Extracted records:
·····

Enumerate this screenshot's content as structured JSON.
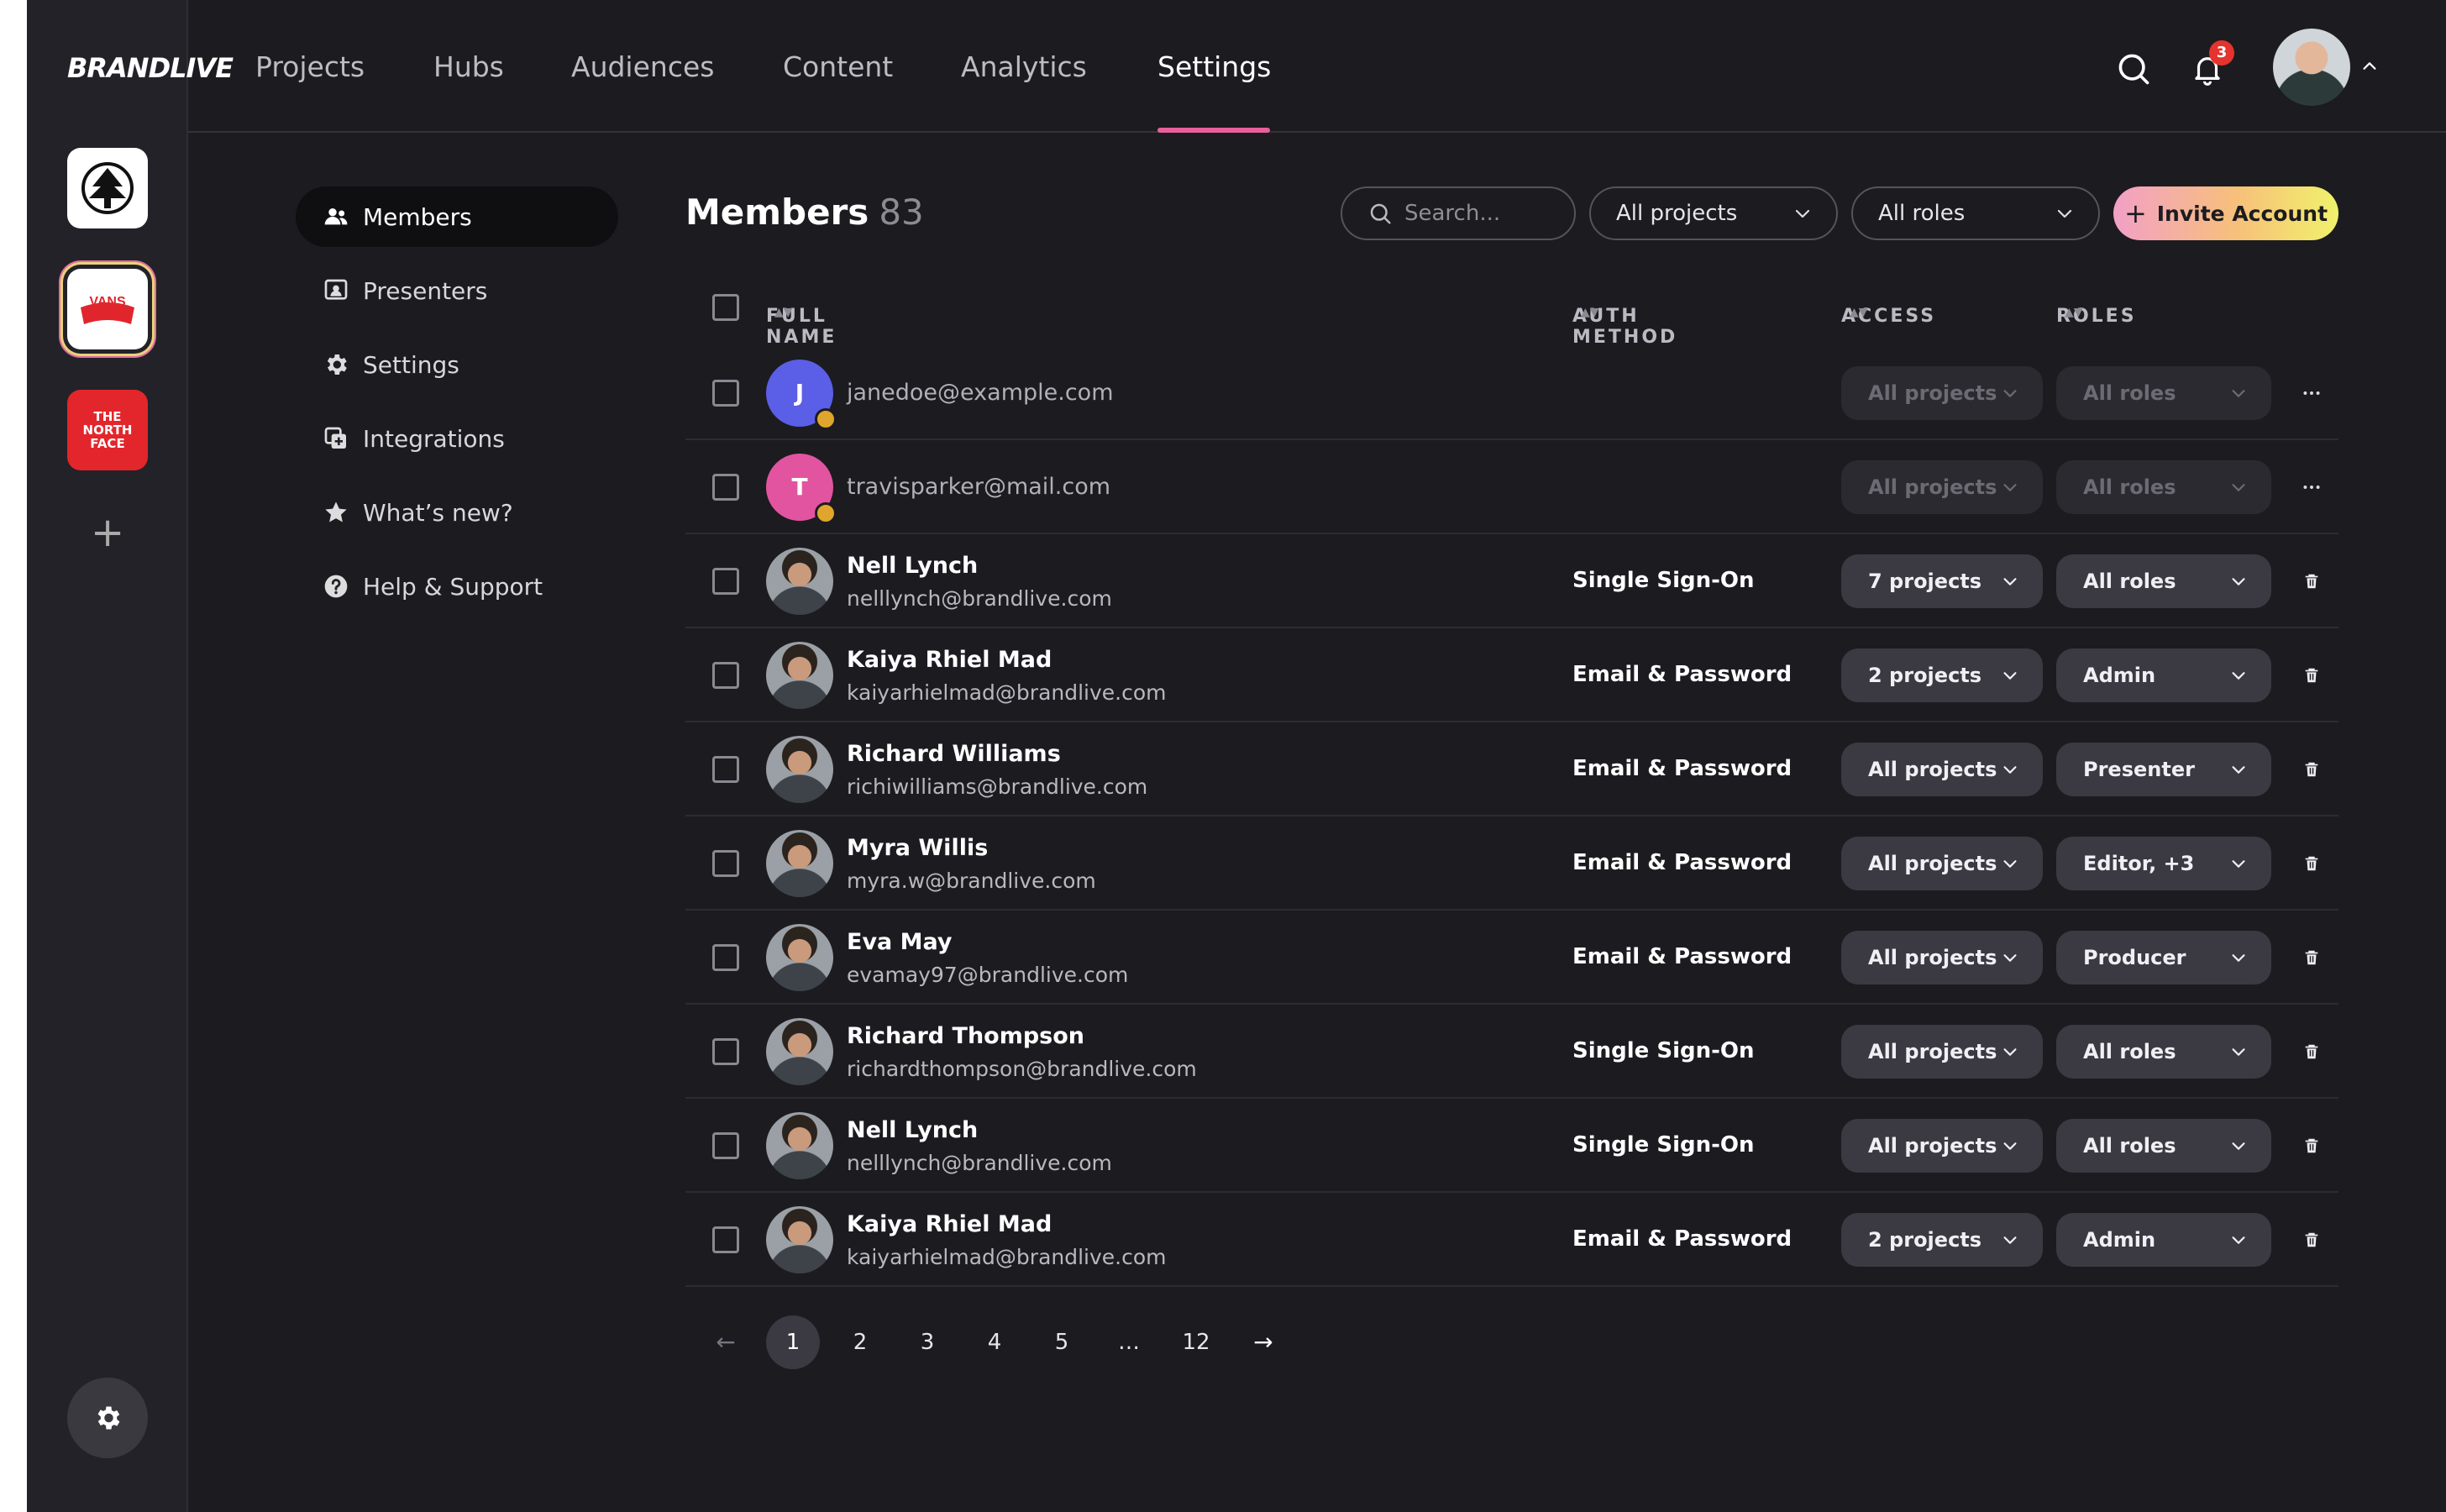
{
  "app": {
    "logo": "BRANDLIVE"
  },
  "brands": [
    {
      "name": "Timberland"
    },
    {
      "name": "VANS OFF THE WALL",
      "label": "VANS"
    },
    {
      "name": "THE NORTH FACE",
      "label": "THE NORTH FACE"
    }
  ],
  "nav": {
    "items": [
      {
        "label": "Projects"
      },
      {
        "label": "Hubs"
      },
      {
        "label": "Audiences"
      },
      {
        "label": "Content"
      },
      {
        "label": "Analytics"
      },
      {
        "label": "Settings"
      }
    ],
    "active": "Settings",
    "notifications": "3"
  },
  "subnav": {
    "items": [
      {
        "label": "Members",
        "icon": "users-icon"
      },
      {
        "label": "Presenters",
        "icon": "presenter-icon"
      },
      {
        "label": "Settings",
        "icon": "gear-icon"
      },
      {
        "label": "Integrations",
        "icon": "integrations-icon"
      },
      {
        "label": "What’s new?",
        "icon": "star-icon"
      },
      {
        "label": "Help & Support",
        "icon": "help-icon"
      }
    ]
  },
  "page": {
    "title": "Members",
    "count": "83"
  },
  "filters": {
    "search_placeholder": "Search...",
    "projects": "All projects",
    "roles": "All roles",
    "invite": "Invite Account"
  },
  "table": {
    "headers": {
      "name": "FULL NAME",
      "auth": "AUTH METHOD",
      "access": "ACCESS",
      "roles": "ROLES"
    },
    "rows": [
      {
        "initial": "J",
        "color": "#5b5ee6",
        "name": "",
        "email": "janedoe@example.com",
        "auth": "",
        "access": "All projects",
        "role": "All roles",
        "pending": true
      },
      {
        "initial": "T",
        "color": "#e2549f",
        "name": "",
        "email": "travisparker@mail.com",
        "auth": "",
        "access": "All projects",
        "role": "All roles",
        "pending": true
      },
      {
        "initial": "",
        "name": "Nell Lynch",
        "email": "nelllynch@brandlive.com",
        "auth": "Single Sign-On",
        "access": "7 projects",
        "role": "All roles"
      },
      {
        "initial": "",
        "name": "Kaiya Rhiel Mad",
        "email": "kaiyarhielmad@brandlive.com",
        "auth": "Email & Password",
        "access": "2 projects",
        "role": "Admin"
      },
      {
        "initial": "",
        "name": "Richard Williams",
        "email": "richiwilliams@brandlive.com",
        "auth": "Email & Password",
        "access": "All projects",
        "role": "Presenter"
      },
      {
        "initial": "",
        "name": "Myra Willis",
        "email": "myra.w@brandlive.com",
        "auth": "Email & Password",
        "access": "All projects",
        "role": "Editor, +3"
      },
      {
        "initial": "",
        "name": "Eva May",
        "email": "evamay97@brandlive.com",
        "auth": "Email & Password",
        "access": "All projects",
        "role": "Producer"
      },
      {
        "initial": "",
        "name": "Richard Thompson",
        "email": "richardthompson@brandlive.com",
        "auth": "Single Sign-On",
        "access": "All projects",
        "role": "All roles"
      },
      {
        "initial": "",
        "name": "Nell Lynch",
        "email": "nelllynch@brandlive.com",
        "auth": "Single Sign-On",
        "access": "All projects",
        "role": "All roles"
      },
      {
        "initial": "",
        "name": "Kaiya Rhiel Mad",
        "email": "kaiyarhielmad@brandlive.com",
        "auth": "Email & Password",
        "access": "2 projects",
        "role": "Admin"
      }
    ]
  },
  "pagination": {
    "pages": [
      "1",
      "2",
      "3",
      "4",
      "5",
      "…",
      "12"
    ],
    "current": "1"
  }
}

·····

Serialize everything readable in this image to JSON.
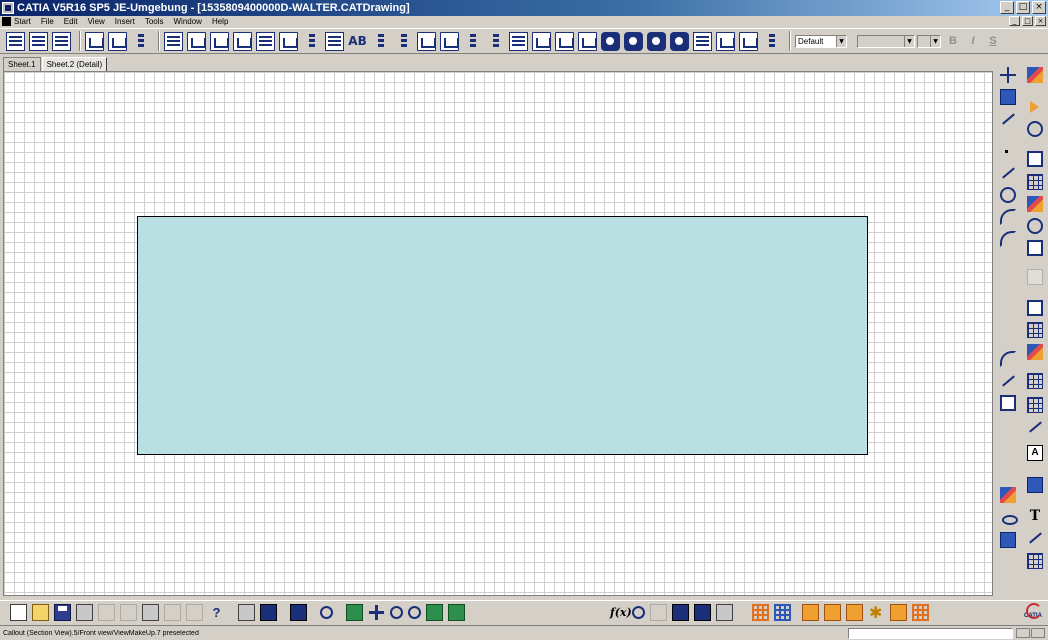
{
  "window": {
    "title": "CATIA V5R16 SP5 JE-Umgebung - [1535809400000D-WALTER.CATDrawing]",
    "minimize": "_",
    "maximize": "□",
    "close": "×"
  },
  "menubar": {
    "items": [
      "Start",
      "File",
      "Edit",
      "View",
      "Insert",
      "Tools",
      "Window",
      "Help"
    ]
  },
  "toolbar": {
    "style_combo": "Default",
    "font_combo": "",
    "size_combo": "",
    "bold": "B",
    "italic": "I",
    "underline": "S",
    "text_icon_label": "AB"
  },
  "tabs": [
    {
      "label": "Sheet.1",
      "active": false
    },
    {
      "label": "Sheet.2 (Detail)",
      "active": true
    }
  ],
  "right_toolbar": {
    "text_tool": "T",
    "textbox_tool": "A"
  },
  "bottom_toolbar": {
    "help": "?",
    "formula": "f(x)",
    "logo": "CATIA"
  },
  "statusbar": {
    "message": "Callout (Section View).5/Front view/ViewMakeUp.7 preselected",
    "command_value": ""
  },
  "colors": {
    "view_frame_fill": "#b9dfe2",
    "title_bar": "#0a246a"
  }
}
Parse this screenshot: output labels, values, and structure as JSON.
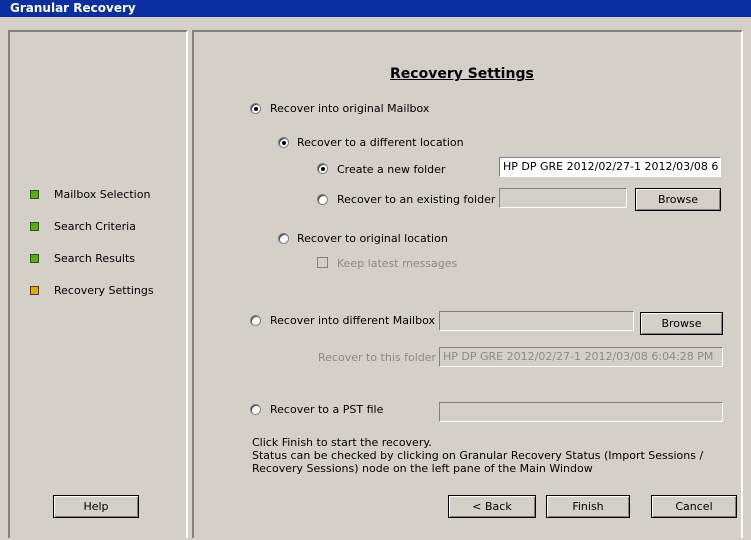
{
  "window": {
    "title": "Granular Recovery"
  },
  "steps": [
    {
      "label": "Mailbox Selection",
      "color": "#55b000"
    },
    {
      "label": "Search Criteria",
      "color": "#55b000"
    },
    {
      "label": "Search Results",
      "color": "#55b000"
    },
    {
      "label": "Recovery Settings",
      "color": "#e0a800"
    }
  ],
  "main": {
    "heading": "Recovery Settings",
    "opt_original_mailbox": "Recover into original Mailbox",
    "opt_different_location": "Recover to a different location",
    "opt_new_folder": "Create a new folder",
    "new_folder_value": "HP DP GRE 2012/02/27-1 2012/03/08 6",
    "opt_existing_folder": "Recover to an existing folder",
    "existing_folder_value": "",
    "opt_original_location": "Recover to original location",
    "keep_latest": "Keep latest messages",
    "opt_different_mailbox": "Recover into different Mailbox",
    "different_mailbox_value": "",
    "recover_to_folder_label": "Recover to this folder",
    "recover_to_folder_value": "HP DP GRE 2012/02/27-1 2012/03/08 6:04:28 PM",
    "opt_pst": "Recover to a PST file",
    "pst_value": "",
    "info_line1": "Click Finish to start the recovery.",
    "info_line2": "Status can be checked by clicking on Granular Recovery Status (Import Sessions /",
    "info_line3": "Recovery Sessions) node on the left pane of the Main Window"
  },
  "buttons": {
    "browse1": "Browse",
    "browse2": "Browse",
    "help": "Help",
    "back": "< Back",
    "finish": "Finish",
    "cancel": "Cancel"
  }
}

·····

Task prompt:
Extract all lines of the records above that include "Finish".

Exercise result:
    "info_line1": "Click Finish to start the recovery.",
    "finish": "Finish",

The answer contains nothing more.